Written task -
Scan the data below and report how many lines include the word "LCOM". Nothing else is wanted.

Supplied records -
↓

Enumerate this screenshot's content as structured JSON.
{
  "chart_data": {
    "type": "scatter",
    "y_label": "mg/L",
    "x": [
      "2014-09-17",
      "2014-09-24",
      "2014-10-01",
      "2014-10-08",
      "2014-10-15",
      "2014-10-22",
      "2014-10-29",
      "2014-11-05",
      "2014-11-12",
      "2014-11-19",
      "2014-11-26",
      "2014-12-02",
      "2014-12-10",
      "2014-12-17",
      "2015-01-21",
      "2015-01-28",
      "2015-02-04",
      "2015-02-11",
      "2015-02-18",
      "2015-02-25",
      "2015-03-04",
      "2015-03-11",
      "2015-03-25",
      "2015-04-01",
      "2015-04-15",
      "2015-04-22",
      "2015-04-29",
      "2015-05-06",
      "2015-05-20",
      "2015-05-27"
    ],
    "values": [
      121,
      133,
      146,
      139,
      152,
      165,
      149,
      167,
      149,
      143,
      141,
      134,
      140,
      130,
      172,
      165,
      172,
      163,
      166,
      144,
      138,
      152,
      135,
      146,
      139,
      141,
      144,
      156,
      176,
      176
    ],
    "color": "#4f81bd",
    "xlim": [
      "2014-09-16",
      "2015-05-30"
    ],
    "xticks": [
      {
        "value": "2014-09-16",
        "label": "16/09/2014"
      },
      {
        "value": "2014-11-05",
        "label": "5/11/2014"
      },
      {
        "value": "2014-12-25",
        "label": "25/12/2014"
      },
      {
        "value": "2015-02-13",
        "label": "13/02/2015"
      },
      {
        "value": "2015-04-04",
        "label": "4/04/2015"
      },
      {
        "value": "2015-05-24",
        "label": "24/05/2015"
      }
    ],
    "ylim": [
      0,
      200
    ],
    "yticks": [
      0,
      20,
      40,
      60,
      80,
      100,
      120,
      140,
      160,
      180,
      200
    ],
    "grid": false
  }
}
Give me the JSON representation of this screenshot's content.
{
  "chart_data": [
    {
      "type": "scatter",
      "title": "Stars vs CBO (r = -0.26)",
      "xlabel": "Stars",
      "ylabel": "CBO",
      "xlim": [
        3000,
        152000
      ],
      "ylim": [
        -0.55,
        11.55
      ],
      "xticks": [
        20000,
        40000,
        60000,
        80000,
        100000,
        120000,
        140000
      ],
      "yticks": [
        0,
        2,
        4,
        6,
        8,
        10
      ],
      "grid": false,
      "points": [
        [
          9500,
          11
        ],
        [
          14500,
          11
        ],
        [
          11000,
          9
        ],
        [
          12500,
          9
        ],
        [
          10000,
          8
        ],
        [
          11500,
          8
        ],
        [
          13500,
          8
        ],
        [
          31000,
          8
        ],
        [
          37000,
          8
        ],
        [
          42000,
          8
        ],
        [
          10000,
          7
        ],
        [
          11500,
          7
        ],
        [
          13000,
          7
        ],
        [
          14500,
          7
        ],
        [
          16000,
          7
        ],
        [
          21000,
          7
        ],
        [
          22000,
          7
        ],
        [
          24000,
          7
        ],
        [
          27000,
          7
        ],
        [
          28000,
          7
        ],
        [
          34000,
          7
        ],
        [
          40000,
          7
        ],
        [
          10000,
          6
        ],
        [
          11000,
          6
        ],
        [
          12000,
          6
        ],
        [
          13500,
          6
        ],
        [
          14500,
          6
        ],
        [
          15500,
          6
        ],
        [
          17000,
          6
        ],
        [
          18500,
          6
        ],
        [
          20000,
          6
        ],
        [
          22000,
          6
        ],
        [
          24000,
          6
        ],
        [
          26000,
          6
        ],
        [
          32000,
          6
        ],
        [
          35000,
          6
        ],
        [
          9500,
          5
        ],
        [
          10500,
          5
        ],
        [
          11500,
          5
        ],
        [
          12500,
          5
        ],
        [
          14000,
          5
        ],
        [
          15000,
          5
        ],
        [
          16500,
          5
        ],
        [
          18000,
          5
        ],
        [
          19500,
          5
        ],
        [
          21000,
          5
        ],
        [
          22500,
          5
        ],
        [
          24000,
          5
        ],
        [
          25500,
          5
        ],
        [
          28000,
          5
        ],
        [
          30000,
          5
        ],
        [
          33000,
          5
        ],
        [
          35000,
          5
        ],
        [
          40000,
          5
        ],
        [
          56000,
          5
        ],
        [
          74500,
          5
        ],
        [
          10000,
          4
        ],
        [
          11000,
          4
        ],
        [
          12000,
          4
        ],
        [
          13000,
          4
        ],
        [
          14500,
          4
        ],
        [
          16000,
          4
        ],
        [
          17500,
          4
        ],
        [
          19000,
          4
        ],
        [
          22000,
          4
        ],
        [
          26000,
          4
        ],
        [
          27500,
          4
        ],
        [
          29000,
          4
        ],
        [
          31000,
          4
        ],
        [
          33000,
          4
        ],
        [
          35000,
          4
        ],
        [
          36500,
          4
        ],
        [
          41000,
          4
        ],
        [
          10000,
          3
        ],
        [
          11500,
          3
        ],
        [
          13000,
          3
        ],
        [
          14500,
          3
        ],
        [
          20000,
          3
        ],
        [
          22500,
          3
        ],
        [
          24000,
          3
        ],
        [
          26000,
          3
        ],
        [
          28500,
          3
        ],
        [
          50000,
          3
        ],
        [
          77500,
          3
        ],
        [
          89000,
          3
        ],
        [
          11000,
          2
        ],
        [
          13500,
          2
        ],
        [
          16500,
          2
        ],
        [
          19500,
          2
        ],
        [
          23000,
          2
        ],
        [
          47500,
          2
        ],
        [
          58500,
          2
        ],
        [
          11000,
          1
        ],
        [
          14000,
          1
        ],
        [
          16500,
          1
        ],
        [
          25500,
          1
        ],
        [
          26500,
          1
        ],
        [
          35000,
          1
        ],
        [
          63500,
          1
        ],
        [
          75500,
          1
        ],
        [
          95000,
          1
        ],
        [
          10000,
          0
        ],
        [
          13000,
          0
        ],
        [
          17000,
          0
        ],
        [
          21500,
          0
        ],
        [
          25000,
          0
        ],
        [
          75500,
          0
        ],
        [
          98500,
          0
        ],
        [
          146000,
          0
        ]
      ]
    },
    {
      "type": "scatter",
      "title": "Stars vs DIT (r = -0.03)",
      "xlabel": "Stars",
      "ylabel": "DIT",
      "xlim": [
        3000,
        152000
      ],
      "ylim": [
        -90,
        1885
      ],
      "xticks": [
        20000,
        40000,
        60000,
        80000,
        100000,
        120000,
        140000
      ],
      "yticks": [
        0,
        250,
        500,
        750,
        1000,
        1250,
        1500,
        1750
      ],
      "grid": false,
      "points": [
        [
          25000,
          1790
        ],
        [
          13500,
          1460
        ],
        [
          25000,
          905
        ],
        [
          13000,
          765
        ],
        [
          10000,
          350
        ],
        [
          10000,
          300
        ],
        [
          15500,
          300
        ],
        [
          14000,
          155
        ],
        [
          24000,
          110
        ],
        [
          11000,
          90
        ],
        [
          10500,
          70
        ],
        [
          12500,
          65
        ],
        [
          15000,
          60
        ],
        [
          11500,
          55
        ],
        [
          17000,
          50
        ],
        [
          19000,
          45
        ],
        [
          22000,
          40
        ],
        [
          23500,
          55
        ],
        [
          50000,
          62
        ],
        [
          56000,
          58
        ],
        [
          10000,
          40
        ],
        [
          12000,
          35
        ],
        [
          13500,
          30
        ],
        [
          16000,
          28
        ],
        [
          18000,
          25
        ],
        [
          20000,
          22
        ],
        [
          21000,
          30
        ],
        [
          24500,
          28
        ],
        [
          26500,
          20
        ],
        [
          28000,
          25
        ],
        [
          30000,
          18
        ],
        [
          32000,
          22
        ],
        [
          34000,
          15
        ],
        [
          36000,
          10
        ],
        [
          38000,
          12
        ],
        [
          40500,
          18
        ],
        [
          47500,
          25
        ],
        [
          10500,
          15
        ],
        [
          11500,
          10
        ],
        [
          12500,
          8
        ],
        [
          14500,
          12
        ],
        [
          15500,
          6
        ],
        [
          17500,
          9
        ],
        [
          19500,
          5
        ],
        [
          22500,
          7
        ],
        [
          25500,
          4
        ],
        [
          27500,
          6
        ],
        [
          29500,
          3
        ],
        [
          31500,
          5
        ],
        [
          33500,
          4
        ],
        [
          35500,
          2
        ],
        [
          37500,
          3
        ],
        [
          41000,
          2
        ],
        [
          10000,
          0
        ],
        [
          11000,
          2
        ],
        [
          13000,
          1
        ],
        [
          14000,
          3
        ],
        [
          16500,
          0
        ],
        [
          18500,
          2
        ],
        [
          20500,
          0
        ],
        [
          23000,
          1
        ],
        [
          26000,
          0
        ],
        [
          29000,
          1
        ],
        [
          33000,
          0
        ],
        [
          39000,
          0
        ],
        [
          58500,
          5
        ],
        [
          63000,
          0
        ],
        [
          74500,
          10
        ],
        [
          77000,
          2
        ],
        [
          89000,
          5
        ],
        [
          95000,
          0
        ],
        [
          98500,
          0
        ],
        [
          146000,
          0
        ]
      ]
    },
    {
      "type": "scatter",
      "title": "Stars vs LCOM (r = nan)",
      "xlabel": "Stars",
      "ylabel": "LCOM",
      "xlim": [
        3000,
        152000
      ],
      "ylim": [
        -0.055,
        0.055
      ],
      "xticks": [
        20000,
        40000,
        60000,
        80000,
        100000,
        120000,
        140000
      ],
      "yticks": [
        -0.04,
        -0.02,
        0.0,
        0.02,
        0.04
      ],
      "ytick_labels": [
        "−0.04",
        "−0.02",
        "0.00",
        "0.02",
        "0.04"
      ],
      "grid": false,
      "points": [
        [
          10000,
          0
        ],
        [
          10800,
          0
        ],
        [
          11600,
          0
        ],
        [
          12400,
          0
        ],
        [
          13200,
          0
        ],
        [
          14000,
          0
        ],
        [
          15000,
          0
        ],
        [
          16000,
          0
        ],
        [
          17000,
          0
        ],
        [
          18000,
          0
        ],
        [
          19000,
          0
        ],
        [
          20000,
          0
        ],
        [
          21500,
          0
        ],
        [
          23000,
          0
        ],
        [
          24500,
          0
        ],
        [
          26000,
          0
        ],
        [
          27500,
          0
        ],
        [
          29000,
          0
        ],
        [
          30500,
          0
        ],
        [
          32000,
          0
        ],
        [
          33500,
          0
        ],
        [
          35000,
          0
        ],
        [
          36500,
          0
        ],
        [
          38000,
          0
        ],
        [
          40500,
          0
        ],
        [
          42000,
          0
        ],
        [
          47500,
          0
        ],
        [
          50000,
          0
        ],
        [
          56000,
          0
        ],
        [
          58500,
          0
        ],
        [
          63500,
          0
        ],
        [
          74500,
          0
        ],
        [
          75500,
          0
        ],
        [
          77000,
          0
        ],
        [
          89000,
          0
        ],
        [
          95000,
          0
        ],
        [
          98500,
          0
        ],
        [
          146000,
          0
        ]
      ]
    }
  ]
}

↑

Solution -
2